### Material to process
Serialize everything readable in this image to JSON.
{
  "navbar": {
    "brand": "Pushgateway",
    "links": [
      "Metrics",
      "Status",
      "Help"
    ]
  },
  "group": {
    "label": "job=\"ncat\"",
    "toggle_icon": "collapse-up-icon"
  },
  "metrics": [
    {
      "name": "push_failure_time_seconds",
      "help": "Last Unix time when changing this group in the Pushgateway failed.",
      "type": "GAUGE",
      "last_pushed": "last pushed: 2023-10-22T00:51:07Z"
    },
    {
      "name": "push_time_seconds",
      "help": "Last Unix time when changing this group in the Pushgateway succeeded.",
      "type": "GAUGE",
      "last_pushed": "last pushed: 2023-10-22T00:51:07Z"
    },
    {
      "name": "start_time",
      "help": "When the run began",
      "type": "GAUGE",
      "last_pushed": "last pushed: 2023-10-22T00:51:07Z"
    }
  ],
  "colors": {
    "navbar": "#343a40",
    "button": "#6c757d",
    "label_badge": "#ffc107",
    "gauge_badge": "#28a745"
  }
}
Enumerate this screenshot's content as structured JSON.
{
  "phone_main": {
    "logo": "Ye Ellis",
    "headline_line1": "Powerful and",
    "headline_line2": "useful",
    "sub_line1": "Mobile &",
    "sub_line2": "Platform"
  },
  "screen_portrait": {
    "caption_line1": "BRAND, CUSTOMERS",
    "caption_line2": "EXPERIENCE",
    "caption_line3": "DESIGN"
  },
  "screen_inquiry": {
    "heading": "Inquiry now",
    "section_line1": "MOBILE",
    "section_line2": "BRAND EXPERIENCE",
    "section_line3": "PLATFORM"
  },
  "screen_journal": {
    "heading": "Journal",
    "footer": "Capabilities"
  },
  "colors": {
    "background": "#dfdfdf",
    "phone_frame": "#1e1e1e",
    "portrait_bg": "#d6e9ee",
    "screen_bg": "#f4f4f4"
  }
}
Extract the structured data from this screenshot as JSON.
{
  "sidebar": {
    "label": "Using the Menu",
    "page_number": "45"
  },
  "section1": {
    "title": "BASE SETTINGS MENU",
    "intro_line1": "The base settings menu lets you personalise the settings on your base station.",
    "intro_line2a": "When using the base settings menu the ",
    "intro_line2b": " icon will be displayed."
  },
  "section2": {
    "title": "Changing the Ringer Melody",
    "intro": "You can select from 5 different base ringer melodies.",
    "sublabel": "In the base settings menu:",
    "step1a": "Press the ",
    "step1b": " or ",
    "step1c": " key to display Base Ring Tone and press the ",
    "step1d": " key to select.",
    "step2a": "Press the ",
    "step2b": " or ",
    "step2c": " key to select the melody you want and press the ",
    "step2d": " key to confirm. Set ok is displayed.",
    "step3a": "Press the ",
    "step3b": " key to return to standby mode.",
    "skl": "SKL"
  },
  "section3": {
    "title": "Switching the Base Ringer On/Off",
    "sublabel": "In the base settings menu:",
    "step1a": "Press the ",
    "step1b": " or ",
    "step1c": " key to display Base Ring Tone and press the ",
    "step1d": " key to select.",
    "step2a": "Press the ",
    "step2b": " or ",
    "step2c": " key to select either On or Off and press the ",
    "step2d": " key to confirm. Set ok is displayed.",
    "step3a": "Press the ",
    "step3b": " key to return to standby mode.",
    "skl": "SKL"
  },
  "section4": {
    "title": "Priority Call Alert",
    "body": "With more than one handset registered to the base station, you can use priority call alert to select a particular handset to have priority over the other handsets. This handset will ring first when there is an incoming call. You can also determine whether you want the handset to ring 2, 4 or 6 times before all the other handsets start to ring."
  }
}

### The task
Transcribe the whole listing with nothing added or left out.

### Exercise response
Serialize everything readable in this image to JSON.
{
  "navbar": {
    "brand": "Pushgateway",
    "links": [
      "Metrics",
      "Status",
      "Help"
    ]
  },
  "group": {
    "label": "job=\"ncat\"",
    "toggle_icon": "collapse-up-icon"
  },
  "metrics": [
    {
      "name": "push_failure_time_seconds",
      "help": "Last Unix time when changing this group in the Pushgateway failed.",
      "type": "GAUGE",
      "last_pushed": "last pushed: 2023-10-22T00:51:07Z"
    },
    {
      "name": "push_time_seconds",
      "help": "Last Unix time when changing this group in the Pushgateway succeeded.",
      "type": "GAUGE",
      "last_pushed": "last pushed: 2023-10-22T00:51:07Z"
    },
    {
      "name": "start_time",
      "help": "When the run began",
      "type": "GAUGE",
      "last_pushed": "last pushed: 2023-10-22T00:51:07Z"
    }
  ],
  "colors": {
    "navbar": "#343a40",
    "button": "#6c757d",
    "label_badge": "#ffc107",
    "gauge_badge": "#28a745"
  }
}
Enumerate this screenshot's content as structured JSON.
{
  "phone_main": {
    "logo": "Ye Ellis",
    "headline_line1": "Powerful and",
    "headline_line2": "useful",
    "sub_line1": "Mobile &",
    "sub_line2": "Platform"
  },
  "screen_portrait": {
    "caption_line1": "BRAND, CUSTOMERS",
    "caption_line2": "EXPERIENCE",
    "caption_line3": "DESIGN"
  },
  "screen_inquiry": {
    "heading": "Inquiry now",
    "section_line1": "MOBILE",
    "section_line2": "BRAND EXPERIENCE",
    "section_line3": "PLATFORM"
  },
  "screen_journal": {
    "heading": "Journal",
    "footer": "Capabilities"
  },
  "colors": {
    "background": "#dfdfdf",
    "phone_frame": "#1e1e1e",
    "portrait_bg": "#d6e9ee",
    "screen_bg": "#f4f4f4"
  }
}
Extract the structured data from this screenshot as JSON.
{
  "sidebar": {
    "label": "Using the Menu",
    "page_number": "45"
  },
  "section1": {
    "title": "BASE SETTINGS MENU",
    "intro_line1": "The base settings menu lets you personalise the settings on your base station.",
    "intro_line2a": "When using the base settings menu the ",
    "intro_line2b": " icon will be displayed."
  },
  "section2": {
    "title": "Changing the Ringer Melody",
    "intro": "You can select from 5 different base ringer melodies.",
    "sublabel": "In the base settings menu:",
    "step1a": "Press the ",
    "step1b": " or ",
    "step1c": " key to display Base Ring Tone and press the ",
    "step1d": " key to select.",
    "step2a": "Press the ",
    "step2b": " or ",
    "step2c": " key to select the melody you want and press the ",
    "step2d": " key to confirm. Set ok is displayed.",
    "step3a": "Press the ",
    "step3b": " key to return to standby mode.",
    "skl": "SKL"
  },
  "section3": {
    "title": "Switching the Base Ringer On/Off",
    "sublabel": "In the base settings menu:",
    "step1a": "Press the ",
    "step1b": " or ",
    "step1c": " key to display Base Ring Tone and press the ",
    "step1d": " key to select.",
    "step2a": "Press the ",
    "step2b": " or ",
    "step2c": " key to select either On or Off and press the ",
    "step2d": " key to confirm. Set ok is displayed.",
    "step3a": "Press the ",
    "step3b": " key to return to standby mode.",
    "skl": "SKL"
  },
  "section4": {
    "title": "Priority Call Alert",
    "body": "With more than one handset registered to the base station, you can use priority call alert to select a particular handset to have priority over the other handsets. This handset will ring first when there is an incoming call. You can also determine whether you want the handset to ring 2, 4 or 6 times before all the other handsets start to ring."
  }
}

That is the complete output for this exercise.